*** Record extracts ***

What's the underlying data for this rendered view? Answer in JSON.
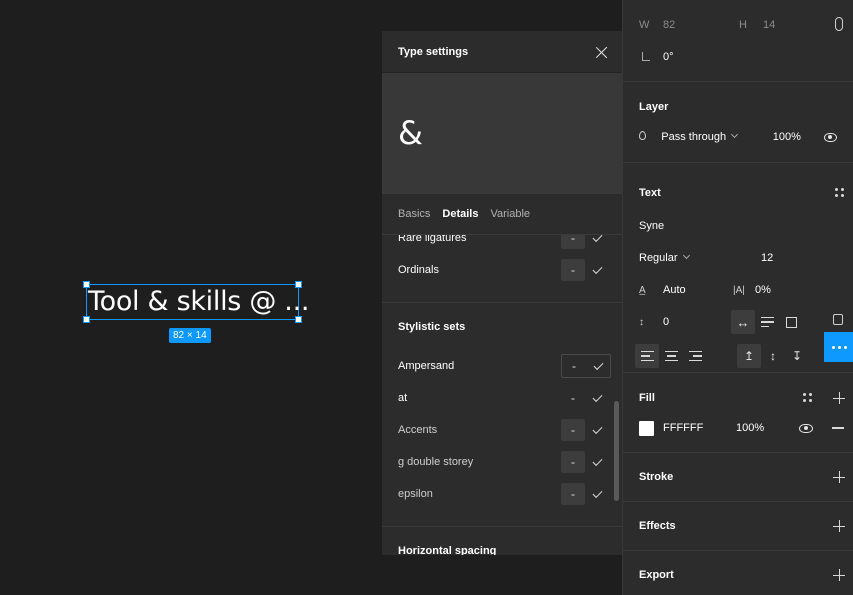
{
  "canvas": {
    "selected_text": "Tool & skills @ ...",
    "dimensions_badge": "82 × 14"
  },
  "type_settings": {
    "title": "Type settings",
    "preview_glyph": "&",
    "tabs": [
      {
        "label": "Basics",
        "active": false
      },
      {
        "label": "Details",
        "active": true
      },
      {
        "label": "Variable",
        "active": false
      }
    ],
    "rows_top": [
      {
        "label": "Rare ligatures"
      },
      {
        "label": "Ordinals"
      }
    ],
    "stylistic_sets_title": "Stylistic sets",
    "stylistic_sets": [
      {
        "label": "Ampersand"
      },
      {
        "label": "at"
      },
      {
        "label": "Accents"
      },
      {
        "label": "g double storey"
      },
      {
        "label": "epsilon"
      }
    ],
    "horizontal_spacing_title": "Horizontal spacing",
    "off_symbol": "-"
  },
  "props": {
    "w_label": "W",
    "w_value": "82",
    "h_label": "H",
    "h_value": "14",
    "rotation": "0°",
    "layer": {
      "title": "Layer",
      "blend": "Pass through",
      "opacity": "100%"
    },
    "text": {
      "title": "Text",
      "font": "Syne",
      "weight": "Regular",
      "size": "12",
      "line_height": "Auto",
      "letter_spacing": "0%",
      "paragraph_spacing": "0"
    },
    "fill": {
      "title": "Fill",
      "hex": "FFFFFF",
      "opacity": "100%",
      "color": "#ffffff"
    },
    "stroke_title": "Stroke",
    "effects_title": "Effects",
    "export_title": "Export"
  },
  "colors": {
    "accent": "#0d99ff",
    "panel": "#2c2c2c",
    "canvas": "#1e1e1e"
  }
}
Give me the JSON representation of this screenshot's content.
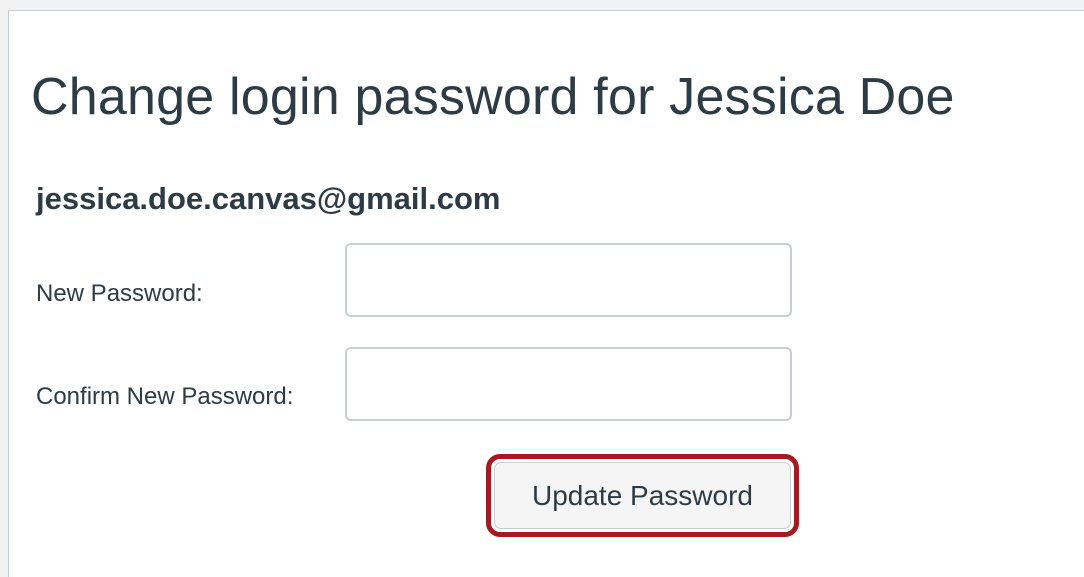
{
  "dialog": {
    "title": "Change login password for Jessica Doe",
    "email": "jessica.doe.canvas@gmail.com"
  },
  "form": {
    "new_password_label": "New Password:",
    "new_password_value": "",
    "confirm_password_label": "Confirm New Password:",
    "confirm_password_value": ""
  },
  "actions": {
    "update_label": "Update Password",
    "highlight_color": "#a01c22"
  }
}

***

** Exercise instructions **
Reproduce the material above in full and without alteration, but skip all pictures.

** Complete answer **
What's the underlying data for this rendered view? Answer in JSON.
{
  "canvas": {
    "selected_text": "Tool & skills @ ...",
    "dimensions_badge": "82 × 14"
  },
  "type_settings": {
    "title": "Type settings",
    "preview_glyph": "&",
    "tabs": [
      {
        "label": "Basics",
        "active": false
      },
      {
        "label": "Details",
        "active": true
      },
      {
        "label": "Variable",
        "active": false
      }
    ],
    "rows_top": [
      {
        "label": "Rare ligatures"
      },
      {
        "label": "Ordinals"
      }
    ],
    "stylistic_sets_title": "Stylistic sets",
    "stylistic_sets": [
      {
        "label": "Ampersand"
      },
      {
        "label": "at"
      },
      {
        "label": "Accents"
      },
      {
        "label": "g double storey"
      },
      {
        "label": "epsilon"
      }
    ],
    "horizontal_spacing_title": "Horizontal spacing",
    "off_symbol": "-"
  },
  "props": {
    "w_label": "W",
    "w_value": "82",
    "h_label": "H",
    "h_value": "14",
    "rotation": "0°",
    "layer": {
      "title": "Layer",
      "blend": "Pass through",
      "opacity": "100%"
    },
    "text": {
      "title": "Text",
      "font": "Syne",
      "weight": "Regular",
      "size": "12",
      "line_height": "Auto",
      "letter_spacing": "0%",
      "paragraph_spacing": "0"
    },
    "fill": {
      "title": "Fill",
      "hex": "FFFFFF",
      "opacity": "100%",
      "color": "#ffffff"
    },
    "stroke_title": "Stroke",
    "effects_title": "Effects",
    "export_title": "Export"
  },
  "colors": {
    "accent": "#0d99ff",
    "panel": "#2c2c2c",
    "canvas": "#1e1e1e"
  }
}
Give me the JSON representation of this screenshot's content.
{
  "dialog": {
    "title": "Change login password for Jessica Doe",
    "email": "jessica.doe.canvas@gmail.com"
  },
  "form": {
    "new_password_label": "New Password:",
    "new_password_value": "",
    "confirm_password_label": "Confirm New Password:",
    "confirm_password_value": ""
  },
  "actions": {
    "update_label": "Update Password",
    "highlight_color": "#a01c22"
  }
}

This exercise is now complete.